§ Exercise details: State the number of lines that hold the string "form", with nothing added.

§ Input data:
--
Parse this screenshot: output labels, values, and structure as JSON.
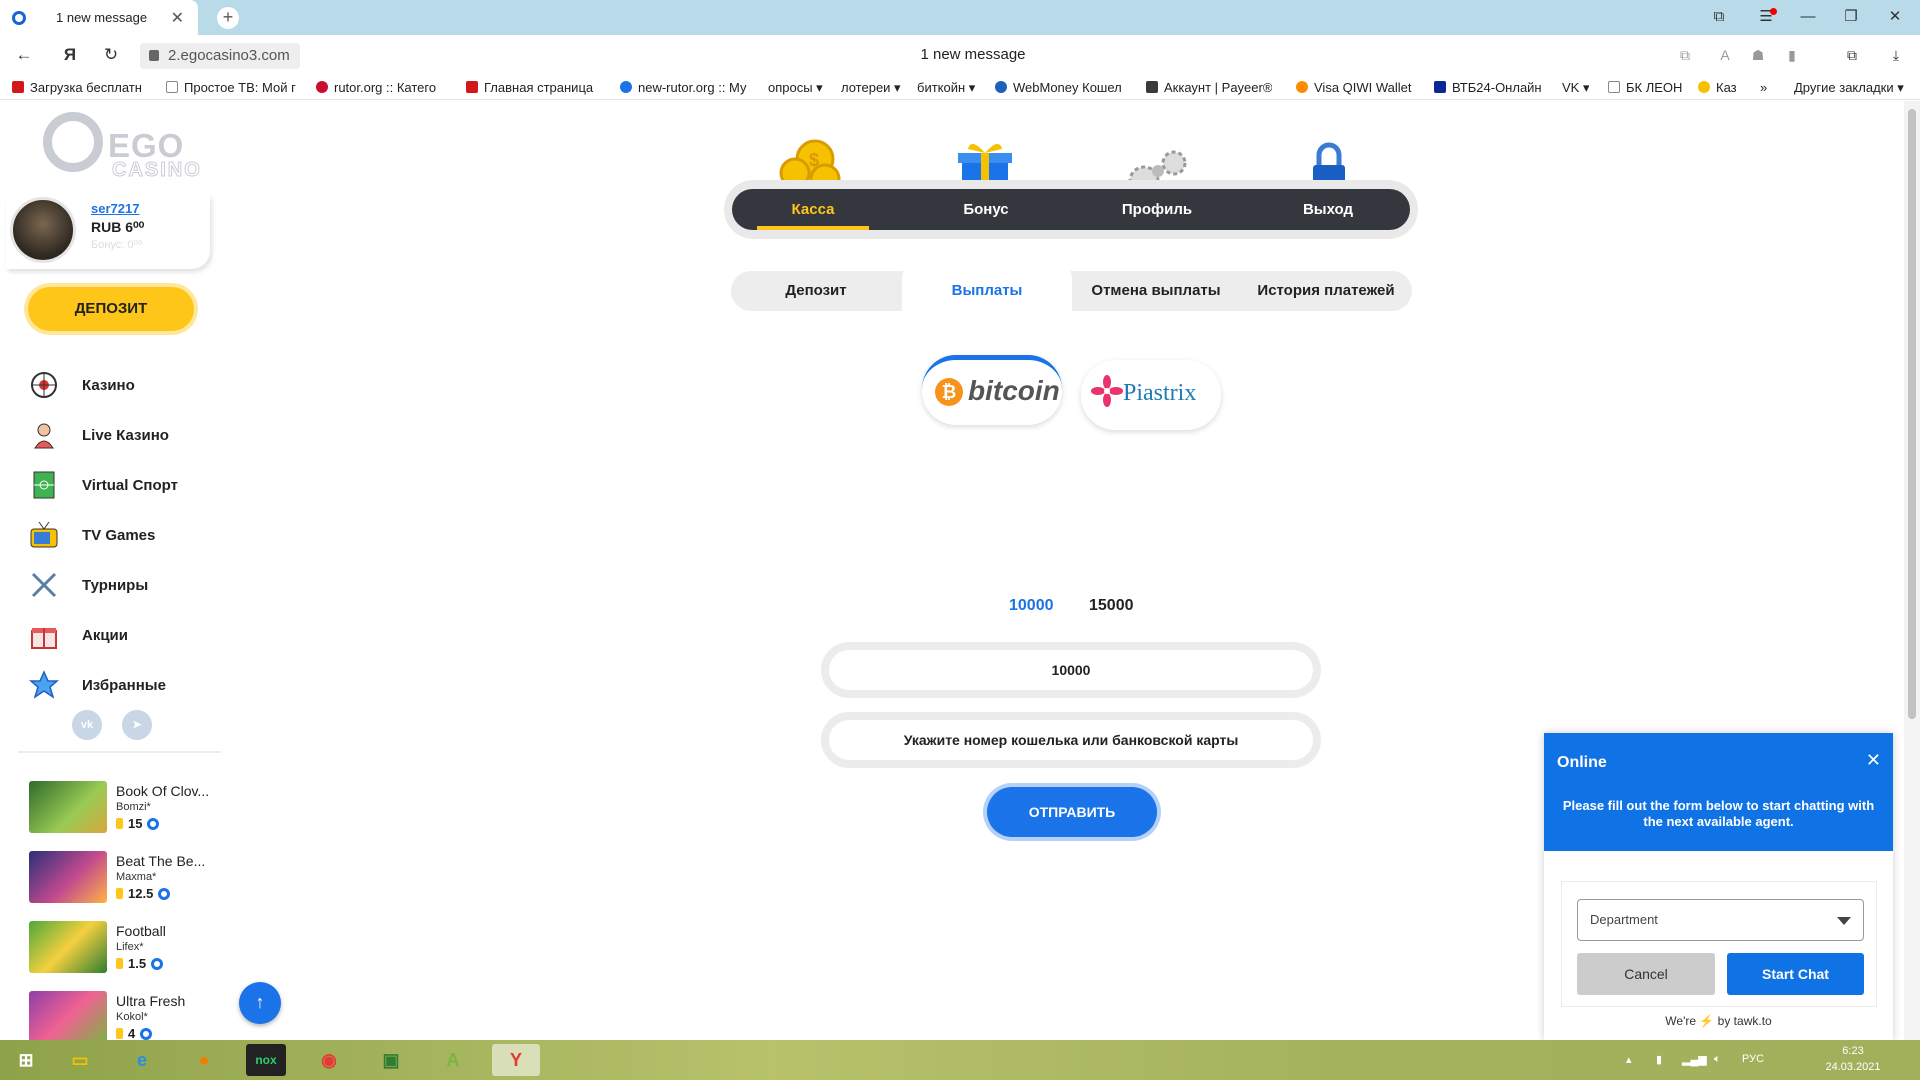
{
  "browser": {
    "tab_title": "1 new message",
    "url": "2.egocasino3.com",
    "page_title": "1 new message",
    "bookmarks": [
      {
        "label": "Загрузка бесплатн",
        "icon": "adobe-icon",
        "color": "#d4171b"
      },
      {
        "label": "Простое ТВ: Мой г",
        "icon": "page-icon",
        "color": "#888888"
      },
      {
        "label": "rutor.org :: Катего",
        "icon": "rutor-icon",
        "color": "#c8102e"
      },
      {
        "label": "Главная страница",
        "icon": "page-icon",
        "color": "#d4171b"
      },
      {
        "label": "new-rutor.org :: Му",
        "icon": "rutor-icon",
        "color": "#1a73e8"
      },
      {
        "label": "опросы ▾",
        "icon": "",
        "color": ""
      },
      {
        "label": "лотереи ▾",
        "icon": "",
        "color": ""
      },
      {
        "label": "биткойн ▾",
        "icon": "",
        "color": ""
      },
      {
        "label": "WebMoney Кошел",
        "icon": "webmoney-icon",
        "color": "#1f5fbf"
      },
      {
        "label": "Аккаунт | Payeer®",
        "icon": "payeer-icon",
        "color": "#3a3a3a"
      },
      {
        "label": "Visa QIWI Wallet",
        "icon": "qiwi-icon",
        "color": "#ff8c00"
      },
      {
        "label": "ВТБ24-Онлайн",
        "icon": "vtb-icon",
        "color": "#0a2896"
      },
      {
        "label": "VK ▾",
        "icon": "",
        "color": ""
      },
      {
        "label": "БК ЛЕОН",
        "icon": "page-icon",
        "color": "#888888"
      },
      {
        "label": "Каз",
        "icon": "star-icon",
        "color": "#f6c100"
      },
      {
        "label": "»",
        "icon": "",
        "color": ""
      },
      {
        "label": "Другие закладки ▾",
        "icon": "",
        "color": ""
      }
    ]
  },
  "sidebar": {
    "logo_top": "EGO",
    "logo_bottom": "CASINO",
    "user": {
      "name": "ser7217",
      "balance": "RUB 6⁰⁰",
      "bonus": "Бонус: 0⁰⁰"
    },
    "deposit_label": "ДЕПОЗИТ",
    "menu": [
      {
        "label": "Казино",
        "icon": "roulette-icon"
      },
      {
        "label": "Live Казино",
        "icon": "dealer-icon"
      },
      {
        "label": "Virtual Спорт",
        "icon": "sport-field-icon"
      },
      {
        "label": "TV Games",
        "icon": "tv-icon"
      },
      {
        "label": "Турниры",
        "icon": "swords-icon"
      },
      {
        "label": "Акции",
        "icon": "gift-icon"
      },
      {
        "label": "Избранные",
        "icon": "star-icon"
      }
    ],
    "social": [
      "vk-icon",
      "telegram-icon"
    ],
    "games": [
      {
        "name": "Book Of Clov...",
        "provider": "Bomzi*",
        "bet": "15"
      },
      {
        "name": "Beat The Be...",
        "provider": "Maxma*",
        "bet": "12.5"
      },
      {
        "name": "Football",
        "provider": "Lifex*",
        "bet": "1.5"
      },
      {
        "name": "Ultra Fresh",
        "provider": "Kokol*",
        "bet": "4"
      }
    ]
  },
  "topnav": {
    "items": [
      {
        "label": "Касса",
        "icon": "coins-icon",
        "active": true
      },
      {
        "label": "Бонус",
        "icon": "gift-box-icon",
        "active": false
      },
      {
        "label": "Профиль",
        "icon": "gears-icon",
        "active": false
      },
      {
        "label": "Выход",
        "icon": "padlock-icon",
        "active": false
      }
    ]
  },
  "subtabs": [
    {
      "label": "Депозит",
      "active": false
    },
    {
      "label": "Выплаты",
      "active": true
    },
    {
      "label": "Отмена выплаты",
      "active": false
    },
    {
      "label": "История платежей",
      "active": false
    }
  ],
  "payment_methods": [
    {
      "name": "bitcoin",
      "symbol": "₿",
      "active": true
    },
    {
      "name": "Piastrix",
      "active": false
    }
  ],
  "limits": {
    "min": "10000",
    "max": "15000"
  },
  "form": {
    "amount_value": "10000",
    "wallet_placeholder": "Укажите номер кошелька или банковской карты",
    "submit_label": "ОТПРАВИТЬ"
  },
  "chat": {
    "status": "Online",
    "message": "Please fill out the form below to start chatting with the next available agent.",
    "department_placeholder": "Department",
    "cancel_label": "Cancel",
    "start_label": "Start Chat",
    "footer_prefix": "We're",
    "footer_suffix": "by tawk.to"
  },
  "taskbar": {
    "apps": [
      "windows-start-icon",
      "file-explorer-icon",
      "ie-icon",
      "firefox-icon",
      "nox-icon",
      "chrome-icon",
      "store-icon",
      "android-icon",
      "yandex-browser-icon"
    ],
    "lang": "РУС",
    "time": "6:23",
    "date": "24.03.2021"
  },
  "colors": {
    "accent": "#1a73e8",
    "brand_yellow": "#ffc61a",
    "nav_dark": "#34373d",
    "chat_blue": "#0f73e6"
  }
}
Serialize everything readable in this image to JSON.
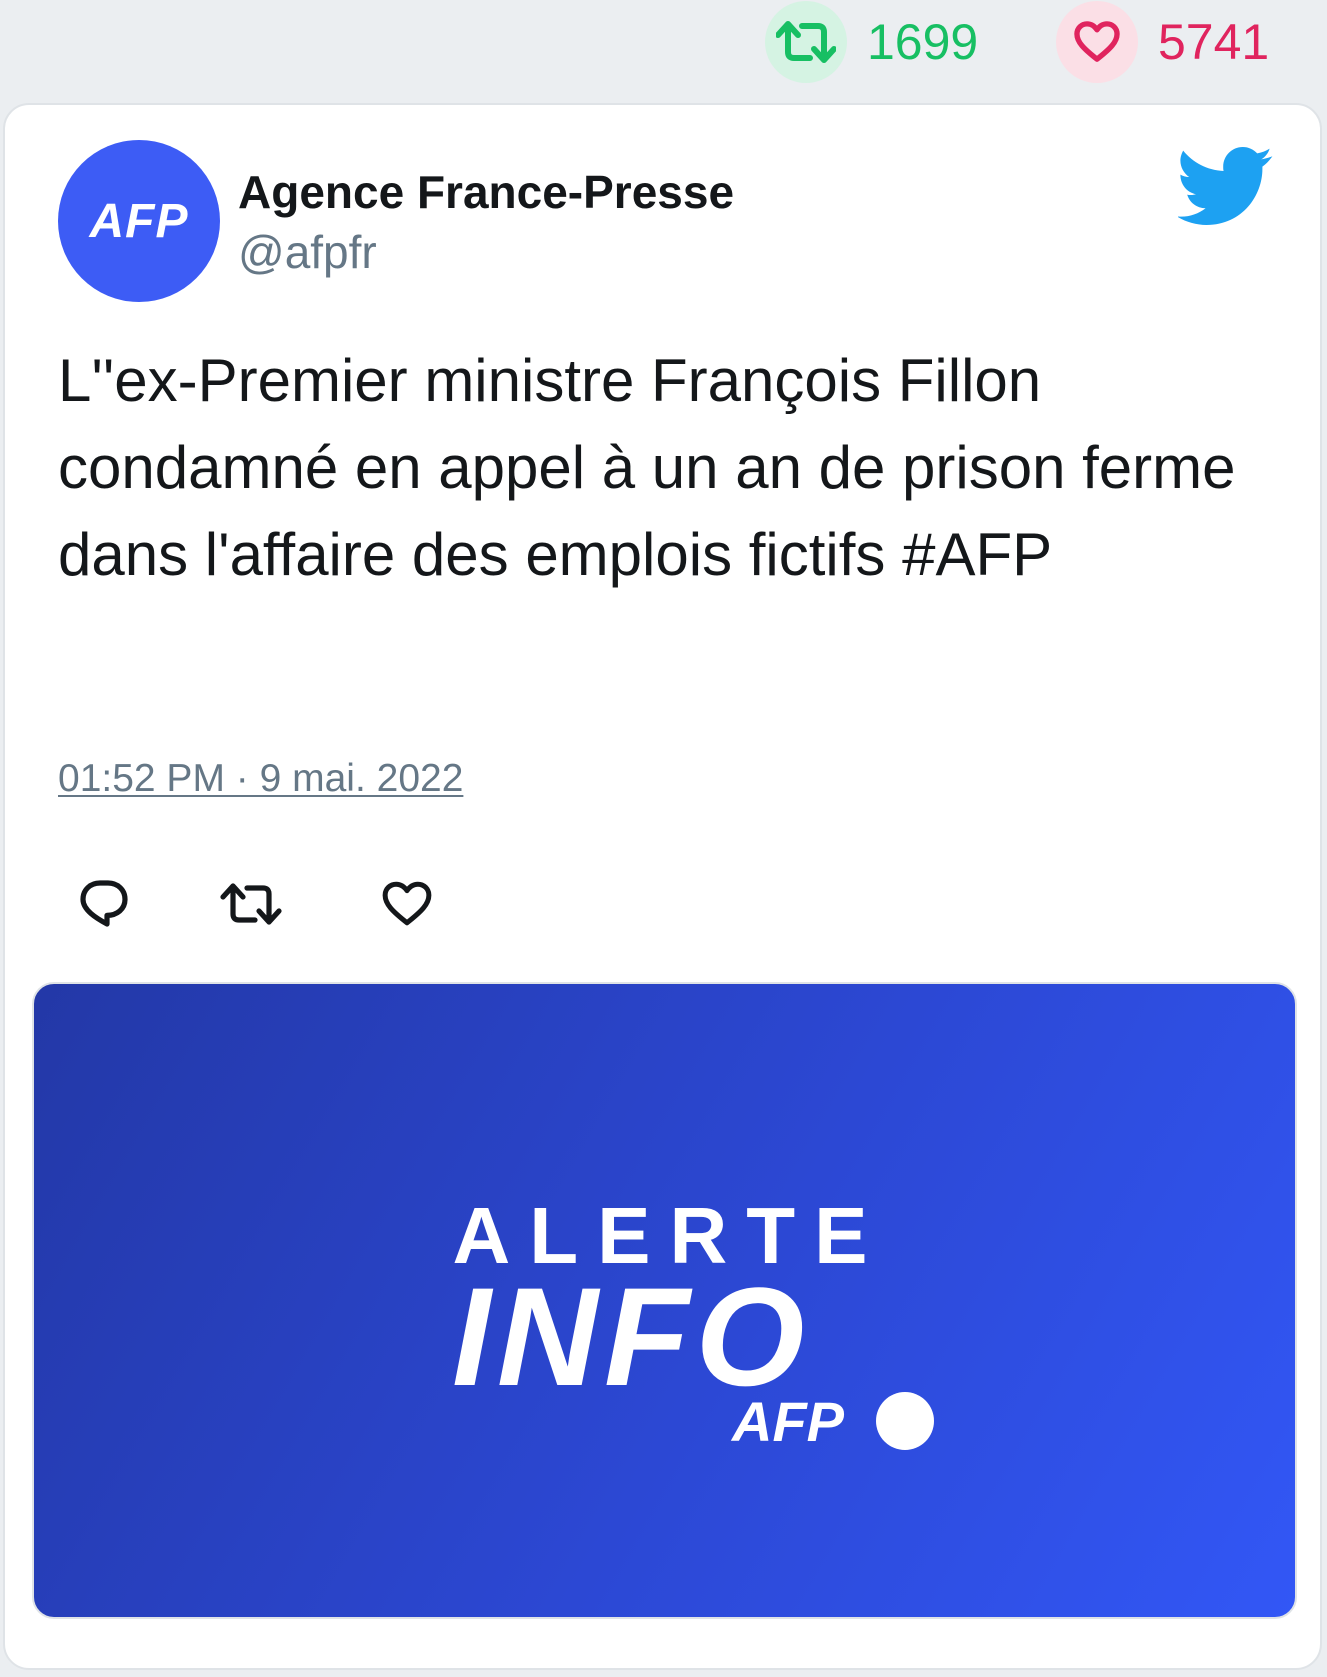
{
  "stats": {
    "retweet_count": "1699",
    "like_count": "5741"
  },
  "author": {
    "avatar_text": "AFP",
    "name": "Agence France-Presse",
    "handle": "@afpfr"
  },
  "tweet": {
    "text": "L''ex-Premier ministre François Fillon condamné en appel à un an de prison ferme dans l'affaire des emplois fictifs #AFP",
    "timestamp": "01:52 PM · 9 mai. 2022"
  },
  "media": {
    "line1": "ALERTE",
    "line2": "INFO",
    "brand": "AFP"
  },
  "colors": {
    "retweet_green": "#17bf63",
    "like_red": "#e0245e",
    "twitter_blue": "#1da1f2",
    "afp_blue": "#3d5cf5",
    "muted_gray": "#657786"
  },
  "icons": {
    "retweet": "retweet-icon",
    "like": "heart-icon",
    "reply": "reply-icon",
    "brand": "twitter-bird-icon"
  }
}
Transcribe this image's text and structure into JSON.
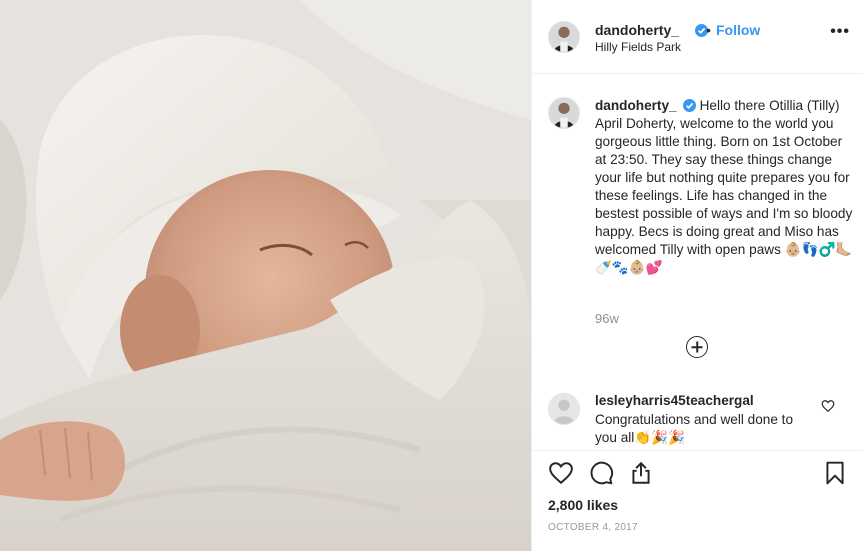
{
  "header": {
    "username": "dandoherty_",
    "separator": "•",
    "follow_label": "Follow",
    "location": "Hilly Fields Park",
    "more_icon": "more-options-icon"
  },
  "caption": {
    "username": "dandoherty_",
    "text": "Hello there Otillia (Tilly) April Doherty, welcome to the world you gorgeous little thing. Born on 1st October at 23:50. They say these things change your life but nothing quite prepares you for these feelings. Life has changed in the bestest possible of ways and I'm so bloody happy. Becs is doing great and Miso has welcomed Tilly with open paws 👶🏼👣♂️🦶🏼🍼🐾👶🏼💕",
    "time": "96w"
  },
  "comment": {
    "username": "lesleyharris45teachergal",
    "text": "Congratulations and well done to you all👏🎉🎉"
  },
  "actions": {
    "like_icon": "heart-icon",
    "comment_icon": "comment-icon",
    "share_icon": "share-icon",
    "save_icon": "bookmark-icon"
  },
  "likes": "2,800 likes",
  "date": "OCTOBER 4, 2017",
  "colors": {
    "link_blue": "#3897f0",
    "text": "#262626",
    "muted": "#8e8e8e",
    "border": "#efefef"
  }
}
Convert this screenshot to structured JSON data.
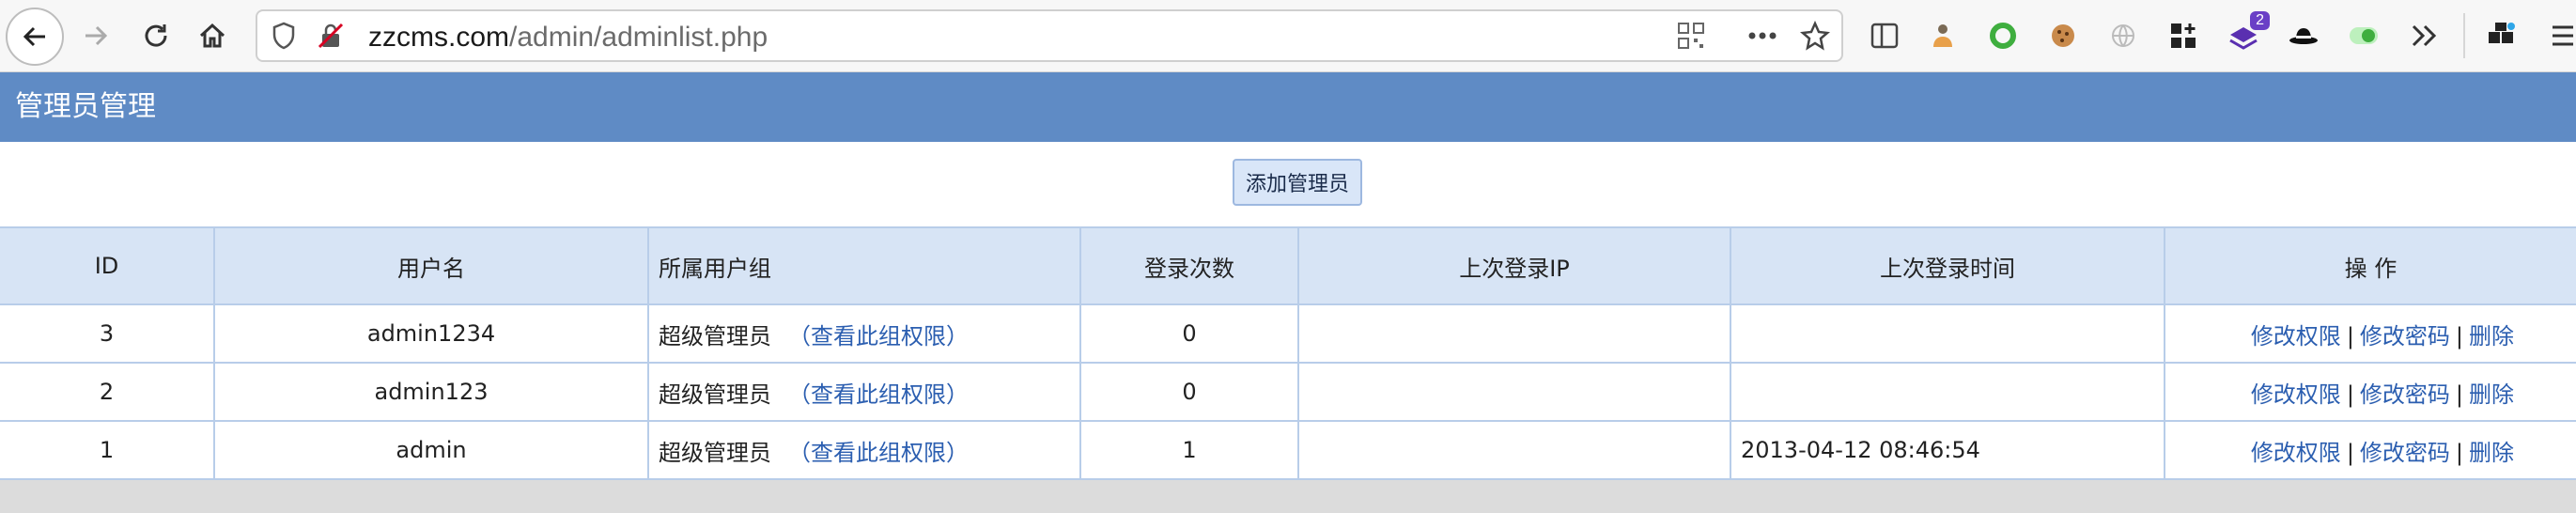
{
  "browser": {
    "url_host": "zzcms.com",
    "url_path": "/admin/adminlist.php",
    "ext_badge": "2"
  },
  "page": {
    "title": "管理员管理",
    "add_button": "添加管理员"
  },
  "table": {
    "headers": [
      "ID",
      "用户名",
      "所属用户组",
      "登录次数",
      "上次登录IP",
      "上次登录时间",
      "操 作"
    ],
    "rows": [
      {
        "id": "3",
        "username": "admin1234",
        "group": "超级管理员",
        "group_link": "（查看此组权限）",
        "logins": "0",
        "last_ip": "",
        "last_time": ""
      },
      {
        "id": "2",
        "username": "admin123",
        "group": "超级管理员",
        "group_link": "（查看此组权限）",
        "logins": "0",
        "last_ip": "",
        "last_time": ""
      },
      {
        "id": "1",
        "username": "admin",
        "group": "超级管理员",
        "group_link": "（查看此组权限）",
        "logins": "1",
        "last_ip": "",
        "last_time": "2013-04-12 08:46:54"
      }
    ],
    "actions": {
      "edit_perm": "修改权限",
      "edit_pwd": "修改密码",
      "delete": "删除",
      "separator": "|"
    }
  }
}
--
§ Correct answer: 2